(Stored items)

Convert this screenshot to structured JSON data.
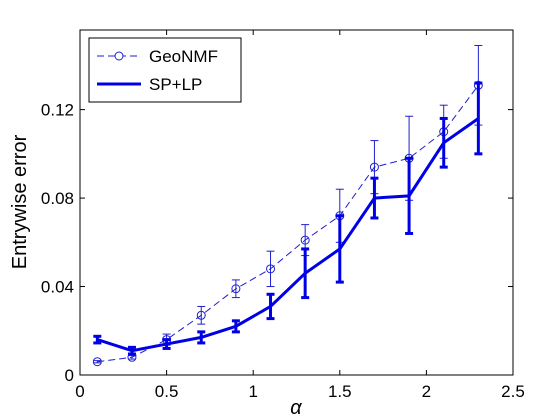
{
  "chart_data": {
    "type": "line",
    "xlabel": "α",
    "ylabel": "Entrywise error",
    "xlim": [
      0,
      2.5
    ],
    "ylim": [
      0,
      0.156
    ],
    "xticks": [
      0,
      0.5,
      1,
      1.5,
      2,
      2.5
    ],
    "xtick_labels": [
      "0",
      "0.5",
      "1",
      "1.5",
      "2",
      "2.5"
    ],
    "yticks": [
      0,
      0.04,
      0.08,
      0.12
    ],
    "ytick_labels": [
      "0",
      "0.04",
      "0.08",
      "0.12"
    ],
    "grid": false,
    "legend_position": "top-left",
    "x": [
      0.1,
      0.3,
      0.5,
      0.7,
      0.9,
      1.1,
      1.3,
      1.5,
      1.7,
      1.9,
      2.1,
      2.3
    ],
    "series": [
      {
        "name": "GeoNMF",
        "color": "#1f1fd0",
        "style": "dashed",
        "marker": "circle",
        "values": [
          0.006,
          0.008,
          0.016,
          0.027,
          0.039,
          0.048,
          0.061,
          0.072,
          0.094,
          0.098,
          0.11,
          0.131
        ],
        "err": [
          0.0005,
          0.0008,
          0.0025,
          0.004,
          0.004,
          0.008,
          0.007,
          0.012,
          0.012,
          0.019,
          0.012,
          0.018
        ]
      },
      {
        "name": "SP+LP",
        "color": "#0000e6",
        "style": "solid",
        "marker": "none",
        "values": [
          0.016,
          0.011,
          0.014,
          0.017,
          0.022,
          0.031,
          0.046,
          0.057,
          0.08,
          0.081,
          0.105,
          0.116
        ],
        "err": [
          0.0015,
          0.0015,
          0.002,
          0.0025,
          0.0025,
          0.0055,
          0.011,
          0.015,
          0.009,
          0.017,
          0.011,
          0.016
        ]
      }
    ]
  }
}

**WHAT THE EXERCISE ASKS**
Write out every entry again word for word, without any of the pictures.

**WRITTEN RESPONSE**
Convert this screenshot to structured JSON data.
{
  "chart_data": {
    "type": "line",
    "xlabel": "α",
    "ylabel": "Entrywise error",
    "xlim": [
      0,
      2.5
    ],
    "ylim": [
      0,
      0.156
    ],
    "xticks": [
      0,
      0.5,
      1,
      1.5,
      2,
      2.5
    ],
    "xtick_labels": [
      "0",
      "0.5",
      "1",
      "1.5",
      "2",
      "2.5"
    ],
    "yticks": [
      0,
      0.04,
      0.08,
      0.12
    ],
    "ytick_labels": [
      "0",
      "0.04",
      "0.08",
      "0.12"
    ],
    "grid": false,
    "legend_position": "top-left",
    "x": [
      0.1,
      0.3,
      0.5,
      0.7,
      0.9,
      1.1,
      1.3,
      1.5,
      1.7,
      1.9,
      2.1,
      2.3
    ],
    "series": [
      {
        "name": "GeoNMF",
        "color": "#1f1fd0",
        "style": "dashed",
        "marker": "circle",
        "values": [
          0.006,
          0.008,
          0.016,
          0.027,
          0.039,
          0.048,
          0.061,
          0.072,
          0.094,
          0.098,
          0.11,
          0.131
        ],
        "err": [
          0.0005,
          0.0008,
          0.0025,
          0.004,
          0.004,
          0.008,
          0.007,
          0.012,
          0.012,
          0.019,
          0.012,
          0.018
        ]
      },
      {
        "name": "SP+LP",
        "color": "#0000e6",
        "style": "solid",
        "marker": "none",
        "values": [
          0.016,
          0.011,
          0.014,
          0.017,
          0.022,
          0.031,
          0.046,
          0.057,
          0.08,
          0.081,
          0.105,
          0.116
        ],
        "err": [
          0.0015,
          0.0015,
          0.002,
          0.0025,
          0.0025,
          0.0055,
          0.011,
          0.015,
          0.009,
          0.017,
          0.011,
          0.016
        ]
      }
    ]
  }
}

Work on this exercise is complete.